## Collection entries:
══════

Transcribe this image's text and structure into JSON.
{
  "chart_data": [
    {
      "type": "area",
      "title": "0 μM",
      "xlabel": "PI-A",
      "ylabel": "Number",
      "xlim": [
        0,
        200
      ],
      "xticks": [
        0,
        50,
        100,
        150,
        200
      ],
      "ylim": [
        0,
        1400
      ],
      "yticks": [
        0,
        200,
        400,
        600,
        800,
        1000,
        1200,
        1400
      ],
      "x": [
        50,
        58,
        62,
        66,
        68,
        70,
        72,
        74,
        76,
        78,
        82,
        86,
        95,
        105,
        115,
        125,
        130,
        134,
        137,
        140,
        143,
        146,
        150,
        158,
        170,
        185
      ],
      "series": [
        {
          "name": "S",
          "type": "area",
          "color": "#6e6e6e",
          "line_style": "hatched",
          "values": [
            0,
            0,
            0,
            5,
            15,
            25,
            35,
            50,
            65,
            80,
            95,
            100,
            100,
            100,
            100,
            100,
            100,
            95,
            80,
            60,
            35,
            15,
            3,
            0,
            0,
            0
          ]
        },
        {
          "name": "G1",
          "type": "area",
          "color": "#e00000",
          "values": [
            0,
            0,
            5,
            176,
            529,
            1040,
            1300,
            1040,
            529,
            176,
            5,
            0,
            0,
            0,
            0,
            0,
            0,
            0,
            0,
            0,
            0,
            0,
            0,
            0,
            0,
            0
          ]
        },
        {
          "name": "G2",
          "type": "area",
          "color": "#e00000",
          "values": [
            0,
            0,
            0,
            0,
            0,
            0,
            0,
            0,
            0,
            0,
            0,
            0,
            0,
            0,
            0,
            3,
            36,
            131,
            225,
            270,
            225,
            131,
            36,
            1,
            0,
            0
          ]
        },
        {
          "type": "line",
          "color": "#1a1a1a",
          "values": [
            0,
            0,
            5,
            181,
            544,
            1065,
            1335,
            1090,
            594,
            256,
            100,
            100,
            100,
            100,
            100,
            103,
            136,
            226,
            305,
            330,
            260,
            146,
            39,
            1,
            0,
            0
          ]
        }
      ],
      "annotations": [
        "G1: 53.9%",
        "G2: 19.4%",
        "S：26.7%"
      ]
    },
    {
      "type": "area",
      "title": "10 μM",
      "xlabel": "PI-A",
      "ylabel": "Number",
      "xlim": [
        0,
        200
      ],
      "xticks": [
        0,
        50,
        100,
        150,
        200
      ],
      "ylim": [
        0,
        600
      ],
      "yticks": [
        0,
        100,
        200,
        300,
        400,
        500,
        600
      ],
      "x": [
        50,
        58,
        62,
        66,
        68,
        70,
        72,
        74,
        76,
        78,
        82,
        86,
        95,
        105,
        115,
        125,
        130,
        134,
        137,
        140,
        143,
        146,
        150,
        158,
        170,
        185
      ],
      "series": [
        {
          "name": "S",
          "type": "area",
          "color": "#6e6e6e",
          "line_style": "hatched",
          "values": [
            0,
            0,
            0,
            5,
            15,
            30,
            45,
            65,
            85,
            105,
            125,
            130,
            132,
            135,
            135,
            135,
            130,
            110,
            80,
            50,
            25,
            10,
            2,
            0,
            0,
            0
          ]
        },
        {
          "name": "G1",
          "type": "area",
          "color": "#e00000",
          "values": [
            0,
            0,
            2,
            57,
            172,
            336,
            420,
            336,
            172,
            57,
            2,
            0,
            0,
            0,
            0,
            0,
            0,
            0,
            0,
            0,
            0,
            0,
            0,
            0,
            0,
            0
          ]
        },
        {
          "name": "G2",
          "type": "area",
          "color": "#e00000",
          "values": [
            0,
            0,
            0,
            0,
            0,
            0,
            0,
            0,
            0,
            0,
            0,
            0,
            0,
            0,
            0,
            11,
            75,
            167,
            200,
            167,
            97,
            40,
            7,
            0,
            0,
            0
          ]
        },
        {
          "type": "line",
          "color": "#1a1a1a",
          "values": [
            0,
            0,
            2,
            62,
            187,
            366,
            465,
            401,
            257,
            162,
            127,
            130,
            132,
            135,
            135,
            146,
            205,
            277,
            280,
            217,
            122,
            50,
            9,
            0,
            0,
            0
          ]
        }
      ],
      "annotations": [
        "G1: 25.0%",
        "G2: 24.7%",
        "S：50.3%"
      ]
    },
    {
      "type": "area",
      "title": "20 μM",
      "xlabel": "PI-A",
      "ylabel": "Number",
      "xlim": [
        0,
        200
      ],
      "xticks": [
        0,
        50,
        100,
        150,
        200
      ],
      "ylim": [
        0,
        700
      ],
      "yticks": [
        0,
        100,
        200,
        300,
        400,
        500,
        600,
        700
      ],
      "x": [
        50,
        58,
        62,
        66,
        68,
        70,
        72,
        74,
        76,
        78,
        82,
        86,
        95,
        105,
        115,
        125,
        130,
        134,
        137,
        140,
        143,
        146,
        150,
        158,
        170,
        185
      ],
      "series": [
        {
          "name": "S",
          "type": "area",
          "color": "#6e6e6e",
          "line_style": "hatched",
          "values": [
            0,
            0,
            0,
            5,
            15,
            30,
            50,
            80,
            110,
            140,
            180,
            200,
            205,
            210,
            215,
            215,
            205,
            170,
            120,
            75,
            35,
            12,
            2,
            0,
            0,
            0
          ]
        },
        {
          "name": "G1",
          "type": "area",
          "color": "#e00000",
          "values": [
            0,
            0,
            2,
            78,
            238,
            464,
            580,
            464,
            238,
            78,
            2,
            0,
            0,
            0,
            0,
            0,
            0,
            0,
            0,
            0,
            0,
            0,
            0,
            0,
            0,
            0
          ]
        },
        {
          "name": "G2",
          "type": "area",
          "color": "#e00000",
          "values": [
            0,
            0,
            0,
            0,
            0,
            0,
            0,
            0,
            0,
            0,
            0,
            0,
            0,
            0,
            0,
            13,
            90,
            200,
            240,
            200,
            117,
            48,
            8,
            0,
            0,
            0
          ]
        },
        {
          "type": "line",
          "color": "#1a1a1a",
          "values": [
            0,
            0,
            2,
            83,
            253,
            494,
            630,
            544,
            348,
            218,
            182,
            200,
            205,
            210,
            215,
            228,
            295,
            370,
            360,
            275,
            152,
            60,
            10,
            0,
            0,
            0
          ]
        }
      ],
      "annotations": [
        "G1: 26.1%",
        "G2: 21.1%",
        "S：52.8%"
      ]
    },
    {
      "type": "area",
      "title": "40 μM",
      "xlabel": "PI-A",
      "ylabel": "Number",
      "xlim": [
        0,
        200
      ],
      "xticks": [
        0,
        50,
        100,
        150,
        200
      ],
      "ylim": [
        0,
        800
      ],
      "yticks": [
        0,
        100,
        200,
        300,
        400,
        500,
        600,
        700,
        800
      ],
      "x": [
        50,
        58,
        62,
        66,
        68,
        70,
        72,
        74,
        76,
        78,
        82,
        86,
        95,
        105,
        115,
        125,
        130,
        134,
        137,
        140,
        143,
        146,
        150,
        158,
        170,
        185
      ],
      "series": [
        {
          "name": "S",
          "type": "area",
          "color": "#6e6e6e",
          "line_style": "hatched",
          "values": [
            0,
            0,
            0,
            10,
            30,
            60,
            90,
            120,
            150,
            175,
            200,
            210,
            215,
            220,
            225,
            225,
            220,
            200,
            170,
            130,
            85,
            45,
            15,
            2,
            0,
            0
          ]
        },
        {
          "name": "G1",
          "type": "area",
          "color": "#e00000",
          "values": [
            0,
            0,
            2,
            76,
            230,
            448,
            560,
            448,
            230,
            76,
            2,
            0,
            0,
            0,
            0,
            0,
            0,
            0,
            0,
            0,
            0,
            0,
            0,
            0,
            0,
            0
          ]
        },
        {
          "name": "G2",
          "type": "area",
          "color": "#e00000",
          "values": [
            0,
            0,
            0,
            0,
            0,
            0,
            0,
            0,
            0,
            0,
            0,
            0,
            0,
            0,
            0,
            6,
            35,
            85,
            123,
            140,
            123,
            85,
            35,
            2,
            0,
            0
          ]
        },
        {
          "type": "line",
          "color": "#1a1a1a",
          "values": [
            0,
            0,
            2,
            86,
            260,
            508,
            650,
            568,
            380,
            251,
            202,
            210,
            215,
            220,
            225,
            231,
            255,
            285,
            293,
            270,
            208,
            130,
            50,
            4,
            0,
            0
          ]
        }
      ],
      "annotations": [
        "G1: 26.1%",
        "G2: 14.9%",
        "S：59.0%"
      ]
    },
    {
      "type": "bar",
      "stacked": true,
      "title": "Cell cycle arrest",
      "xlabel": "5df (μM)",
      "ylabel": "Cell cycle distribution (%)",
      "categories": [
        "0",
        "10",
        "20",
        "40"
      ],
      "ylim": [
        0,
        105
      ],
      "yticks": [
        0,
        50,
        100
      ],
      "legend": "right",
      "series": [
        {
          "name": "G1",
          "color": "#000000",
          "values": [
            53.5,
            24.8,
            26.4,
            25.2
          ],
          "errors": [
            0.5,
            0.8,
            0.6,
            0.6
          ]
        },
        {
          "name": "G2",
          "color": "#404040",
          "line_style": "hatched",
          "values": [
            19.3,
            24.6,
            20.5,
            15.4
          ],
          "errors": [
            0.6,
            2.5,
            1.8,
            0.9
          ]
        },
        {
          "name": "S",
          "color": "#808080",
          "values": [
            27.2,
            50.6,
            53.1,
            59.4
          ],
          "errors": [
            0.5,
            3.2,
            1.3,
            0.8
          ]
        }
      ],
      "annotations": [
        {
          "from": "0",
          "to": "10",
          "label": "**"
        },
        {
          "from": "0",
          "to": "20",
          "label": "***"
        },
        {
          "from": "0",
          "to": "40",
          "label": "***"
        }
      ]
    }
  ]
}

══════

Find every line with "title" in the listing and state how many there are, nothing else.

5